--- BEGIN Data shown ---

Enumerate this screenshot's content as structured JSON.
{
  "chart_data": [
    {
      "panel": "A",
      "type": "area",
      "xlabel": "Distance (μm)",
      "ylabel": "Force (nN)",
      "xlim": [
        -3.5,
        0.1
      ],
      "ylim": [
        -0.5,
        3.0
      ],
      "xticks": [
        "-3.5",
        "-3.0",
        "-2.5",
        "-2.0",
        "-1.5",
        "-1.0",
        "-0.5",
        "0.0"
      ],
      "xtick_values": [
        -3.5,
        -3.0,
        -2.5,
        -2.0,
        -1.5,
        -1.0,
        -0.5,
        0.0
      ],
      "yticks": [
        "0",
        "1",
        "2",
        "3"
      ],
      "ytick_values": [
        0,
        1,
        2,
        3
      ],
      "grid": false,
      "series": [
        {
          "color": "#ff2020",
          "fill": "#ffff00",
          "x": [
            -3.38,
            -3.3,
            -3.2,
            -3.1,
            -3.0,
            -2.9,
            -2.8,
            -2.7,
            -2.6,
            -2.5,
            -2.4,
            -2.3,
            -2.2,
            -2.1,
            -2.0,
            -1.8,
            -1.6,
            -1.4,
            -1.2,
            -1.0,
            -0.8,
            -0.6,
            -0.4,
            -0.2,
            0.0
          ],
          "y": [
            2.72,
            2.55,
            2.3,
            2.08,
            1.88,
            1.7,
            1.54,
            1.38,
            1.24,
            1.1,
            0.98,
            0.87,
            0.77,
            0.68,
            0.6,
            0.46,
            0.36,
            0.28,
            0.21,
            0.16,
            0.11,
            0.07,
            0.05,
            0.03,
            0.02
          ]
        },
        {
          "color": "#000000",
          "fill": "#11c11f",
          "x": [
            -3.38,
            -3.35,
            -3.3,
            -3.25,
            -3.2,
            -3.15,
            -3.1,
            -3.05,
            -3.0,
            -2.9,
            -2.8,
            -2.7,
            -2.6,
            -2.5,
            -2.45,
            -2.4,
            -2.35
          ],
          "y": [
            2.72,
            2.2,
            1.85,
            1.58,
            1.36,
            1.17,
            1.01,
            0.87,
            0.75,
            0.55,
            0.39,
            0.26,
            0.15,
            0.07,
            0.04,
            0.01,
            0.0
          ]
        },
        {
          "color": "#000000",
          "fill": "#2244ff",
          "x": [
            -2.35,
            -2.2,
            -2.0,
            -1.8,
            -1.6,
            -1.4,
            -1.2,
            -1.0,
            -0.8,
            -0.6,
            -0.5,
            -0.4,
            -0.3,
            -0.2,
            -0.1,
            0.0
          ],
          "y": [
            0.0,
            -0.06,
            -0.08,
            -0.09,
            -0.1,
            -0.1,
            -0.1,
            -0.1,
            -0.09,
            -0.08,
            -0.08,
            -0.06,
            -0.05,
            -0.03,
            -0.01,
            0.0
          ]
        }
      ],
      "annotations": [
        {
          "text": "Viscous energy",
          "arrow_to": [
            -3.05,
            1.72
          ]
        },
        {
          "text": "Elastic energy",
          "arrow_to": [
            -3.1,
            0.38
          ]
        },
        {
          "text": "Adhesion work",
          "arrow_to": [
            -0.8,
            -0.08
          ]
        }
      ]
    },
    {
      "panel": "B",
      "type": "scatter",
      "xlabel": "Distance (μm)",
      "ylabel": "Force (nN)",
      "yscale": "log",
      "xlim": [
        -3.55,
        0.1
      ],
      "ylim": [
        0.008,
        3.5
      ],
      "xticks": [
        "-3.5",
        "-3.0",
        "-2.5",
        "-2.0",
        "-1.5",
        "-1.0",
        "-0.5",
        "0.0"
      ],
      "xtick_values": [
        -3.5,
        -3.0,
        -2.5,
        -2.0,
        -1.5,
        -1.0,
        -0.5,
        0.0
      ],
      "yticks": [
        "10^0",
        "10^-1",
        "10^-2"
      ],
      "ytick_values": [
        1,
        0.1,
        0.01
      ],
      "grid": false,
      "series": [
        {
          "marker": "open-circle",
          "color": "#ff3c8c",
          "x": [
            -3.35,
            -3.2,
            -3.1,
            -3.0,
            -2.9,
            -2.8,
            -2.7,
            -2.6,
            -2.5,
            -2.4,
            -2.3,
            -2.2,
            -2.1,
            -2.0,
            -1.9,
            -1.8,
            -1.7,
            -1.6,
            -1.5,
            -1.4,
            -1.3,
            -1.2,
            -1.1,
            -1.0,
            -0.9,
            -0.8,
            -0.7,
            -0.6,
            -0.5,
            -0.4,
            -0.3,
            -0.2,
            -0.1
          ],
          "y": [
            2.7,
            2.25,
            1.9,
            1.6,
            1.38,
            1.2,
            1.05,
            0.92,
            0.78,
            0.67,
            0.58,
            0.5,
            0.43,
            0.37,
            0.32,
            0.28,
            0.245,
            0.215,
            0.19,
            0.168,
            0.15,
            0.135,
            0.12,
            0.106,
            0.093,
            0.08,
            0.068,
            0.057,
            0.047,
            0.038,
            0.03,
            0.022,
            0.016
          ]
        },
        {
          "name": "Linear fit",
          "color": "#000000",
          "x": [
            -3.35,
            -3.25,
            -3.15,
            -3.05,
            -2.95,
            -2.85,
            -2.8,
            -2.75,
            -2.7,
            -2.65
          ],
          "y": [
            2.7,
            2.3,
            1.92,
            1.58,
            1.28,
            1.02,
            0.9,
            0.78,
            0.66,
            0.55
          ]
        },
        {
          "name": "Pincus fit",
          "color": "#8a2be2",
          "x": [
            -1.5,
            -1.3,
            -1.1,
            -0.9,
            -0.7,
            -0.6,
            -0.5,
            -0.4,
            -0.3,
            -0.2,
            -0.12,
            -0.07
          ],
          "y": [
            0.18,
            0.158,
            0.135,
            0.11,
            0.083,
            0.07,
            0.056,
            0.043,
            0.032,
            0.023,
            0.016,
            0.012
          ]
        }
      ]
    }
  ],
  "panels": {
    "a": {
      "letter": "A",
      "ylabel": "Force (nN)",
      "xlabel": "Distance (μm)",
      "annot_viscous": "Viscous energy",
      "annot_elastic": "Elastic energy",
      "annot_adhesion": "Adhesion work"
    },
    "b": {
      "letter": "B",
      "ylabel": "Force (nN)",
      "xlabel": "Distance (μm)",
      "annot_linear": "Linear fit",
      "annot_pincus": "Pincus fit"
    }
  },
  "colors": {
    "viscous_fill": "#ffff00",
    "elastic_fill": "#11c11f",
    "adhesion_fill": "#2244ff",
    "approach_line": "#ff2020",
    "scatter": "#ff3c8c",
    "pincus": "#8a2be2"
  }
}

--- END Data shown ---

Exercise details: Write the material out again in its entirety, exactly as shown.

Answer to this exercise:
Enumerate this screenshot's content as structured JSON.
{
  "chart_data": [
    {
      "panel": "A",
      "type": "area",
      "xlabel": "Distance (μm)",
      "ylabel": "Force (nN)",
      "xlim": [
        -3.5,
        0.1
      ],
      "ylim": [
        -0.5,
        3.0
      ],
      "xticks": [
        "-3.5",
        "-3.0",
        "-2.5",
        "-2.0",
        "-1.5",
        "-1.0",
        "-0.5",
        "0.0"
      ],
      "xtick_values": [
        -3.5,
        -3.0,
        -2.5,
        -2.0,
        -1.5,
        -1.0,
        -0.5,
        0.0
      ],
      "yticks": [
        "0",
        "1",
        "2",
        "3"
      ],
      "ytick_values": [
        0,
        1,
        2,
        3
      ],
      "grid": false,
      "series": [
        {
          "color": "#ff2020",
          "fill": "#ffff00",
          "x": [
            -3.38,
            -3.3,
            -3.2,
            -3.1,
            -3.0,
            -2.9,
            -2.8,
            -2.7,
            -2.6,
            -2.5,
            -2.4,
            -2.3,
            -2.2,
            -2.1,
            -2.0,
            -1.8,
            -1.6,
            -1.4,
            -1.2,
            -1.0,
            -0.8,
            -0.6,
            -0.4,
            -0.2,
            0.0
          ],
          "y": [
            2.72,
            2.55,
            2.3,
            2.08,
            1.88,
            1.7,
            1.54,
            1.38,
            1.24,
            1.1,
            0.98,
            0.87,
            0.77,
            0.68,
            0.6,
            0.46,
            0.36,
            0.28,
            0.21,
            0.16,
            0.11,
            0.07,
            0.05,
            0.03,
            0.02
          ]
        },
        {
          "color": "#000000",
          "fill": "#11c11f",
          "x": [
            -3.38,
            -3.35,
            -3.3,
            -3.25,
            -3.2,
            -3.15,
            -3.1,
            -3.05,
            -3.0,
            -2.9,
            -2.8,
            -2.7,
            -2.6,
            -2.5,
            -2.45,
            -2.4,
            -2.35
          ],
          "y": [
            2.72,
            2.2,
            1.85,
            1.58,
            1.36,
            1.17,
            1.01,
            0.87,
            0.75,
            0.55,
            0.39,
            0.26,
            0.15,
            0.07,
            0.04,
            0.01,
            0.0
          ]
        },
        {
          "color": "#000000",
          "fill": "#2244ff",
          "x": [
            -2.35,
            -2.2,
            -2.0,
            -1.8,
            -1.6,
            -1.4,
            -1.2,
            -1.0,
            -0.8,
            -0.6,
            -0.5,
            -0.4,
            -0.3,
            -0.2,
            -0.1,
            0.0
          ],
          "y": [
            0.0,
            -0.06,
            -0.08,
            -0.09,
            -0.1,
            -0.1,
            -0.1,
            -0.1,
            -0.09,
            -0.08,
            -0.08,
            -0.06,
            -0.05,
            -0.03,
            -0.01,
            0.0
          ]
        }
      ],
      "annotations": [
        {
          "text": "Viscous energy",
          "arrow_to": [
            -3.05,
            1.72
          ]
        },
        {
          "text": "Elastic energy",
          "arrow_to": [
            -3.1,
            0.38
          ]
        },
        {
          "text": "Adhesion work",
          "arrow_to": [
            -0.8,
            -0.08
          ]
        }
      ]
    },
    {
      "panel": "B",
      "type": "scatter",
      "xlabel": "Distance (μm)",
      "ylabel": "Force (nN)",
      "yscale": "log",
      "xlim": [
        -3.55,
        0.1
      ],
      "ylim": [
        0.008,
        3.5
      ],
      "xticks": [
        "-3.5",
        "-3.0",
        "-2.5",
        "-2.0",
        "-1.5",
        "-1.0",
        "-0.5",
        "0.0"
      ],
      "xtick_values": [
        -3.5,
        -3.0,
        -2.5,
        -2.0,
        -1.5,
        -1.0,
        -0.5,
        0.0
      ],
      "yticks": [
        "10^0",
        "10^-1",
        "10^-2"
      ],
      "ytick_values": [
        1,
        0.1,
        0.01
      ],
      "grid": false,
      "series": [
        {
          "marker": "open-circle",
          "color": "#ff3c8c",
          "x": [
            -3.35,
            -3.2,
            -3.1,
            -3.0,
            -2.9,
            -2.8,
            -2.7,
            -2.6,
            -2.5,
            -2.4,
            -2.3,
            -2.2,
            -2.1,
            -2.0,
            -1.9,
            -1.8,
            -1.7,
            -1.6,
            -1.5,
            -1.4,
            -1.3,
            -1.2,
            -1.1,
            -1.0,
            -0.9,
            -0.8,
            -0.7,
            -0.6,
            -0.5,
            -0.4,
            -0.3,
            -0.2,
            -0.1
          ],
          "y": [
            2.7,
            2.25,
            1.9,
            1.6,
            1.38,
            1.2,
            1.05,
            0.92,
            0.78,
            0.67,
            0.58,
            0.5,
            0.43,
            0.37,
            0.32,
            0.28,
            0.245,
            0.215,
            0.19,
            0.168,
            0.15,
            0.135,
            0.12,
            0.106,
            0.093,
            0.08,
            0.068,
            0.057,
            0.047,
            0.038,
            0.03,
            0.022,
            0.016
          ]
        },
        {
          "name": "Linear fit",
          "color": "#000000",
          "x": [
            -3.35,
            -3.25,
            -3.15,
            -3.05,
            -2.95,
            -2.85,
            -2.8,
            -2.75,
            -2.7,
            -2.65
          ],
          "y": [
            2.7,
            2.3,
            1.92,
            1.58,
            1.28,
            1.02,
            0.9,
            0.78,
            0.66,
            0.55
          ]
        },
        {
          "name": "Pincus fit",
          "color": "#8a2be2",
          "x": [
            -1.5,
            -1.3,
            -1.1,
            -0.9,
            -0.7,
            -0.6,
            -0.5,
            -0.4,
            -0.3,
            -0.2,
            -0.12,
            -0.07
          ],
          "y": [
            0.18,
            0.158,
            0.135,
            0.11,
            0.083,
            0.07,
            0.056,
            0.043,
            0.032,
            0.023,
            0.016,
            0.012
          ]
        }
      ]
    }
  ],
  "panels": {
    "a": {
      "letter": "A",
      "ylabel": "Force (nN)",
      "xlabel": "Distance (μm)",
      "annot_viscous": "Viscous energy",
      "annot_elastic": "Elastic energy",
      "annot_adhesion": "Adhesion work"
    },
    "b": {
      "letter": "B",
      "ylabel": "Force (nN)",
      "xlabel": "Distance (μm)",
      "annot_linear": "Linear fit",
      "annot_pincus": "Pincus fit"
    }
  },
  "colors": {
    "viscous_fill": "#ffff00",
    "elastic_fill": "#11c11f",
    "adhesion_fill": "#2244ff",
    "approach_line": "#ff2020",
    "scatter": "#ff3c8c",
    "pincus": "#8a2be2"
  }
}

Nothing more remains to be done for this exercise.